▸ DIRECTIONS
Convert everything from the first entry down to the line containing "amount-cell: 24,3 (433, 624, 493, 651)", both ends included, into a Markdown table with the columns Row and Line, where Row numbers each line and blank lines are omitted.

▸ STORED DATA
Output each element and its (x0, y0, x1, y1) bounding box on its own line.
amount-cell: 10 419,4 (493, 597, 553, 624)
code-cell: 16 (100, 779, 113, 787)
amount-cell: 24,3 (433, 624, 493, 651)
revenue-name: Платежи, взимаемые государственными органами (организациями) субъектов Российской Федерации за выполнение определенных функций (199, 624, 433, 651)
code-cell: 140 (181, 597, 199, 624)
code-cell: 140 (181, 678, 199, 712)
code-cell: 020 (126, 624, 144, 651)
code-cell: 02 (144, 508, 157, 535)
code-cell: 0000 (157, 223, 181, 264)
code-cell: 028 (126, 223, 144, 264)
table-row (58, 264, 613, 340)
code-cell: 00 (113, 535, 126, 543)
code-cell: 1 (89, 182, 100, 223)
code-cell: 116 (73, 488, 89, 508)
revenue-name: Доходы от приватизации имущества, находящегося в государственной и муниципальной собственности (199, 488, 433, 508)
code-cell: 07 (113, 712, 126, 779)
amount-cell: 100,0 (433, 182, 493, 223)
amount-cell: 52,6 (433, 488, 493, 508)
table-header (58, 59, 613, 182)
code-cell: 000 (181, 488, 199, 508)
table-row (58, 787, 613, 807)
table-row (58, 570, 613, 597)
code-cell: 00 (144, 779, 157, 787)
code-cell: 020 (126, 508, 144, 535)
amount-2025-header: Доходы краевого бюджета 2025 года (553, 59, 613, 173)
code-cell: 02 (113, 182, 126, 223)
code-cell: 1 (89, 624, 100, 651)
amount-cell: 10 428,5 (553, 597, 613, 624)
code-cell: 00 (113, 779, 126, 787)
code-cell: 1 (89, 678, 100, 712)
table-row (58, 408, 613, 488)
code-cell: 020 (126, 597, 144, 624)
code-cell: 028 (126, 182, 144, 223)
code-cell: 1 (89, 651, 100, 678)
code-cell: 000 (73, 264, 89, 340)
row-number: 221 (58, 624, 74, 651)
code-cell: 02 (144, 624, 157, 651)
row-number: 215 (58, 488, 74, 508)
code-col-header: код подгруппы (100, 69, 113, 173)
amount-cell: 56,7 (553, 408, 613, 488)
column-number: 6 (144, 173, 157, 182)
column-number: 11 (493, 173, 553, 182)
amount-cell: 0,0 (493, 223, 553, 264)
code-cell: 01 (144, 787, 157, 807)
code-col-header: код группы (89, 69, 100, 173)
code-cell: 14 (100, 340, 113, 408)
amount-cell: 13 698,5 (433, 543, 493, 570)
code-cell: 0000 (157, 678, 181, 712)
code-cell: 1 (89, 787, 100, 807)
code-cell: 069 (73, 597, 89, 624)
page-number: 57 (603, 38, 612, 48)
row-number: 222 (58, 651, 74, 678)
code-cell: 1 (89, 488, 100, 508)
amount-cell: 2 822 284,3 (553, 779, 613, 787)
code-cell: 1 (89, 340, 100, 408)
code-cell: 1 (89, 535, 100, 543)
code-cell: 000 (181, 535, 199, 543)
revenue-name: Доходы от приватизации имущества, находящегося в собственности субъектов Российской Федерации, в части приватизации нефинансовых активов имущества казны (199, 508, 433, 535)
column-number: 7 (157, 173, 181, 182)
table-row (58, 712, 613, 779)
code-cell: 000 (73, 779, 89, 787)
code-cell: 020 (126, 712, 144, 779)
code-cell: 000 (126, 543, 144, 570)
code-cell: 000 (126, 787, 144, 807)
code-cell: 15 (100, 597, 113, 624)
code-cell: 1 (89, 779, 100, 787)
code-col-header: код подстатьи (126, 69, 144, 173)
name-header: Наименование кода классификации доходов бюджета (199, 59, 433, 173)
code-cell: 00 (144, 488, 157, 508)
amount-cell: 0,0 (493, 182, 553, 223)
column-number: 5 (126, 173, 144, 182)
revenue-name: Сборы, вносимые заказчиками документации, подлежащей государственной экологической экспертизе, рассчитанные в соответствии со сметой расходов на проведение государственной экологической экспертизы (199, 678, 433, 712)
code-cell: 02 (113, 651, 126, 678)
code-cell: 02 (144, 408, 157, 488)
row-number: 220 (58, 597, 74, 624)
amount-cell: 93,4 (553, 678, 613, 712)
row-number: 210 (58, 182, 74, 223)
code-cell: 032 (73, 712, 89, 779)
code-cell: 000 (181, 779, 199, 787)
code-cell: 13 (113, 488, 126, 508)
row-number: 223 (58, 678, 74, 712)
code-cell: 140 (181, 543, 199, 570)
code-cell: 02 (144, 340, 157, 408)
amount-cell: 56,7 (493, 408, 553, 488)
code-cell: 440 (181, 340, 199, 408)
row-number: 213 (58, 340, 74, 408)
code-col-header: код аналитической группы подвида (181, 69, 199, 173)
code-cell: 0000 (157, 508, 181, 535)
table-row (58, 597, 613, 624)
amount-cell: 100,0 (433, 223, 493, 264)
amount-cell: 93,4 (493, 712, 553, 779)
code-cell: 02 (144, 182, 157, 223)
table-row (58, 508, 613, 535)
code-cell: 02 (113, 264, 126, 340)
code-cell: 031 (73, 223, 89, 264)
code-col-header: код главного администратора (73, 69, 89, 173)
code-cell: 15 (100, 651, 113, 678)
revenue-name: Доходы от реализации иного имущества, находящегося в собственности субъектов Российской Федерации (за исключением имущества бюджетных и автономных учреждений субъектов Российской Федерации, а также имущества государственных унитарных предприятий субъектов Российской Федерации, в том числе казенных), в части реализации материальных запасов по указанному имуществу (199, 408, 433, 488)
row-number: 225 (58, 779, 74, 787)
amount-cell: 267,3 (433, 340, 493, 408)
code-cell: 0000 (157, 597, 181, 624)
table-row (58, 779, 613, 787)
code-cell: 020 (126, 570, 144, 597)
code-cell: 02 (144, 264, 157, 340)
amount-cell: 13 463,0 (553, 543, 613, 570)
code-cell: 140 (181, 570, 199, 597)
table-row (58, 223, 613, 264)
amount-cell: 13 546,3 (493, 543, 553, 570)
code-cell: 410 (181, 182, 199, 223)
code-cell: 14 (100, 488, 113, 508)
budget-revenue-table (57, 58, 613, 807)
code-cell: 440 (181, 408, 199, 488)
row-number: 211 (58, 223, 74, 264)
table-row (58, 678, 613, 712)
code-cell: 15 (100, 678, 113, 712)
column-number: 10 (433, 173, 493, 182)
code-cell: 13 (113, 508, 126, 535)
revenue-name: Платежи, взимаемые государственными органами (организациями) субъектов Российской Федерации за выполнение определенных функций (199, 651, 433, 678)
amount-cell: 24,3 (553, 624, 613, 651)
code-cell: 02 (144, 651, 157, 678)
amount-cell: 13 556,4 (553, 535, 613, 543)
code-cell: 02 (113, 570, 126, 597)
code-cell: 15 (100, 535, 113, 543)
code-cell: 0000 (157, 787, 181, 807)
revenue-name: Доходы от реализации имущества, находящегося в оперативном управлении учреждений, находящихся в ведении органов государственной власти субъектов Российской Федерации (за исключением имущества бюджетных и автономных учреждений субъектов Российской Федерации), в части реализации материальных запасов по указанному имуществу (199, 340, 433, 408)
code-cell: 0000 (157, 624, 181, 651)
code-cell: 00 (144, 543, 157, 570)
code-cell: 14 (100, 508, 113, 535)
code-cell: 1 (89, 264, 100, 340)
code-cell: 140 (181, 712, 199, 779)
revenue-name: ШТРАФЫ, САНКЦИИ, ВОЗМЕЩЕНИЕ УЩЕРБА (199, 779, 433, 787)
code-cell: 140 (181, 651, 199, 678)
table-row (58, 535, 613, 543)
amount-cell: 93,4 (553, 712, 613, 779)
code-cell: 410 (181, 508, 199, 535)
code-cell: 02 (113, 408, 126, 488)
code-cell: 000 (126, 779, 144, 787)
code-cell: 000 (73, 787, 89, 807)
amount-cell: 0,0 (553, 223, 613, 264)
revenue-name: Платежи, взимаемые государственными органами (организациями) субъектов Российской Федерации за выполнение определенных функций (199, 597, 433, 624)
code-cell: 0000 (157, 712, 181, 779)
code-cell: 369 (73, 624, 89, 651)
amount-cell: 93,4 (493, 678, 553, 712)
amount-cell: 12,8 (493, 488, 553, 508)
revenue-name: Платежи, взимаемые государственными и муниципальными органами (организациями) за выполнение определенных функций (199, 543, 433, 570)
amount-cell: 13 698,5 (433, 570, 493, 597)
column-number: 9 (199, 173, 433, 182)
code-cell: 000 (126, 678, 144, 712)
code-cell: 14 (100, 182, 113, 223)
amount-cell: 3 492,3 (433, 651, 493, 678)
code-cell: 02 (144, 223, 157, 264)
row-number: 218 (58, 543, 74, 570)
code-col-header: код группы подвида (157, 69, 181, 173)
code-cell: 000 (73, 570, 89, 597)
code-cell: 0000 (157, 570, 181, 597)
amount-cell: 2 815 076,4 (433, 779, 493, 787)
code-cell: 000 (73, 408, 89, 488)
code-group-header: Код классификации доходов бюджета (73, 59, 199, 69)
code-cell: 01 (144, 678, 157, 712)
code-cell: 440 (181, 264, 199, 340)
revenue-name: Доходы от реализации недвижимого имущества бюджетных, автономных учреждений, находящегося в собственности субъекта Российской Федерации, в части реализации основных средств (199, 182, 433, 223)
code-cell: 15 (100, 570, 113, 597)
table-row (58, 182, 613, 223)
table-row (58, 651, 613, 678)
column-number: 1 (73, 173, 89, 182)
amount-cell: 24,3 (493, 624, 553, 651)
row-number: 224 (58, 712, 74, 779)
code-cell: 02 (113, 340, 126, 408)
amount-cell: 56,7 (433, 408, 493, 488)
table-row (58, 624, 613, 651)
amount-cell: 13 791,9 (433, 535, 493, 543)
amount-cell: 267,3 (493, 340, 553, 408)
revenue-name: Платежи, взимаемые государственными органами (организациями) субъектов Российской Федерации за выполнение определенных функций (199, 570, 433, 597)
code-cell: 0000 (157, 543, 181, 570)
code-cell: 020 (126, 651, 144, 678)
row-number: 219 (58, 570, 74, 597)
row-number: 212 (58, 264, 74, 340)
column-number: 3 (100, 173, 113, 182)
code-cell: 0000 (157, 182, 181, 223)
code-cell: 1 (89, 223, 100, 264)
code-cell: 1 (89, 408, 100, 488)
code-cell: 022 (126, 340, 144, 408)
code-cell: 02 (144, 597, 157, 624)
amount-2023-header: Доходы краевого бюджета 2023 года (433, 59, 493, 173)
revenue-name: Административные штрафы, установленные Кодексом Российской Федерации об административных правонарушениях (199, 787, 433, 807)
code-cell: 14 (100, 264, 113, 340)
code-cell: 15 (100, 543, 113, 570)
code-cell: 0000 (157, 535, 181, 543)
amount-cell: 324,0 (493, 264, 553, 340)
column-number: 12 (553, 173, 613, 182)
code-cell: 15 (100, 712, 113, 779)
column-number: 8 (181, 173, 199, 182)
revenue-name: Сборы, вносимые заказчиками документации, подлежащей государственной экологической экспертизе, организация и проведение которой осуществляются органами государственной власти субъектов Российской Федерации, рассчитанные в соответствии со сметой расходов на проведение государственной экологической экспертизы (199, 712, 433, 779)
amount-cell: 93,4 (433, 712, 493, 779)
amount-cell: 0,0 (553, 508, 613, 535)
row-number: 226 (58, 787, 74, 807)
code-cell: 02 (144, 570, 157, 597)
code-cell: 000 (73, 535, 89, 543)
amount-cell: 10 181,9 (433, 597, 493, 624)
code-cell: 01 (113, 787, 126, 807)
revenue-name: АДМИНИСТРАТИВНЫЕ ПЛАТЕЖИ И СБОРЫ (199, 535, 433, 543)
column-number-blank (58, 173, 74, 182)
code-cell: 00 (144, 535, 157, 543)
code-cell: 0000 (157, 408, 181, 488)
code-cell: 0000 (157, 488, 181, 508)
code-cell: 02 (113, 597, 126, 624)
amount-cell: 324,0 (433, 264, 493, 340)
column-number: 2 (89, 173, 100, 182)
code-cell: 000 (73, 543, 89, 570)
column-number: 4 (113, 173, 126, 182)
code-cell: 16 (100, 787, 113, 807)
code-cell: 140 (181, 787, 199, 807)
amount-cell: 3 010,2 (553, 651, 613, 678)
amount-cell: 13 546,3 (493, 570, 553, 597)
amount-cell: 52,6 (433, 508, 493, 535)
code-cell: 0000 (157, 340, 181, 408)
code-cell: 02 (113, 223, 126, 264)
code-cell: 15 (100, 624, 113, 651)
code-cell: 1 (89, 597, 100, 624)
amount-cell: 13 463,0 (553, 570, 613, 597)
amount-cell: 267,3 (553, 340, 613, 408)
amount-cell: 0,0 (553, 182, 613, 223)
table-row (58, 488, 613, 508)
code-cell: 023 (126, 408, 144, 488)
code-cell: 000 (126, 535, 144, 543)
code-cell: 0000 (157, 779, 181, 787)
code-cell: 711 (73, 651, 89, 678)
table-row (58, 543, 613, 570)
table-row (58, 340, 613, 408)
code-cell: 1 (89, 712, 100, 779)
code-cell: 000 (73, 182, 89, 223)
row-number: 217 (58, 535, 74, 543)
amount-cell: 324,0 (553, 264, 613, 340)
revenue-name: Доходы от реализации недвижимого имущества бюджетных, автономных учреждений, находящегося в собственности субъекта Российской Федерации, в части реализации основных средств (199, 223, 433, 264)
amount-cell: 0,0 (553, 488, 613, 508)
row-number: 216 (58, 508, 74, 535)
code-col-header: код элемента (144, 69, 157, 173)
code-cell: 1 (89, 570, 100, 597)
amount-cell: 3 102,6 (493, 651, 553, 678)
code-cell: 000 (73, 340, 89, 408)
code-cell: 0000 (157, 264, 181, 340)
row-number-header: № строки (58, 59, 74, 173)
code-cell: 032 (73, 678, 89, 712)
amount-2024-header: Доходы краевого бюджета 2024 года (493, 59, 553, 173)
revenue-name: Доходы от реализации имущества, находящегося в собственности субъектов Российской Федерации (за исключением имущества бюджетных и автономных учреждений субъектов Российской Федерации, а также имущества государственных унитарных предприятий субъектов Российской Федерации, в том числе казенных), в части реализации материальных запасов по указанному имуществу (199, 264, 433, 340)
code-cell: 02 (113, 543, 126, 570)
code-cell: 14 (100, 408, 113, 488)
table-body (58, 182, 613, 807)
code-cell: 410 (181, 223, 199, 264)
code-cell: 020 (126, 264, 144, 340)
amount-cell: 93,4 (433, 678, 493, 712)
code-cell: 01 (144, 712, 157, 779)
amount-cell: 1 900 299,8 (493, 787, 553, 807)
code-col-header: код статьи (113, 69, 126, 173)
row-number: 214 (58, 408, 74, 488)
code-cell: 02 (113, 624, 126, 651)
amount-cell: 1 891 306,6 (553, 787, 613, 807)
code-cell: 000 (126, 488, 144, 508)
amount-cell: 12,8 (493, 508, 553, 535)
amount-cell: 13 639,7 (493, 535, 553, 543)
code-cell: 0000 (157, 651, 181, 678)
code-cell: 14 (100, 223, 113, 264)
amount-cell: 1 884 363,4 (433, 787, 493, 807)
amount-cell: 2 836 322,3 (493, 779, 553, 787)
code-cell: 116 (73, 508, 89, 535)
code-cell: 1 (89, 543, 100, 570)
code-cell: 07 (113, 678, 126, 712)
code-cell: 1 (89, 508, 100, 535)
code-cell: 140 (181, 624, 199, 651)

▸ RESULT OF THIS TASK
| Row | Line |
|---|---|
| 1 | Output each element and its (x0, y0, x1, y1) bounding box on its own line. |
| 2 | amount-cell: 10 419,4 (493, 597, 553, 624) |
| 3 | code-cell: 16 (100, 779, 113, 787) |
| 4 | amount-cell: 24,3 (433, 624, 493, 651) |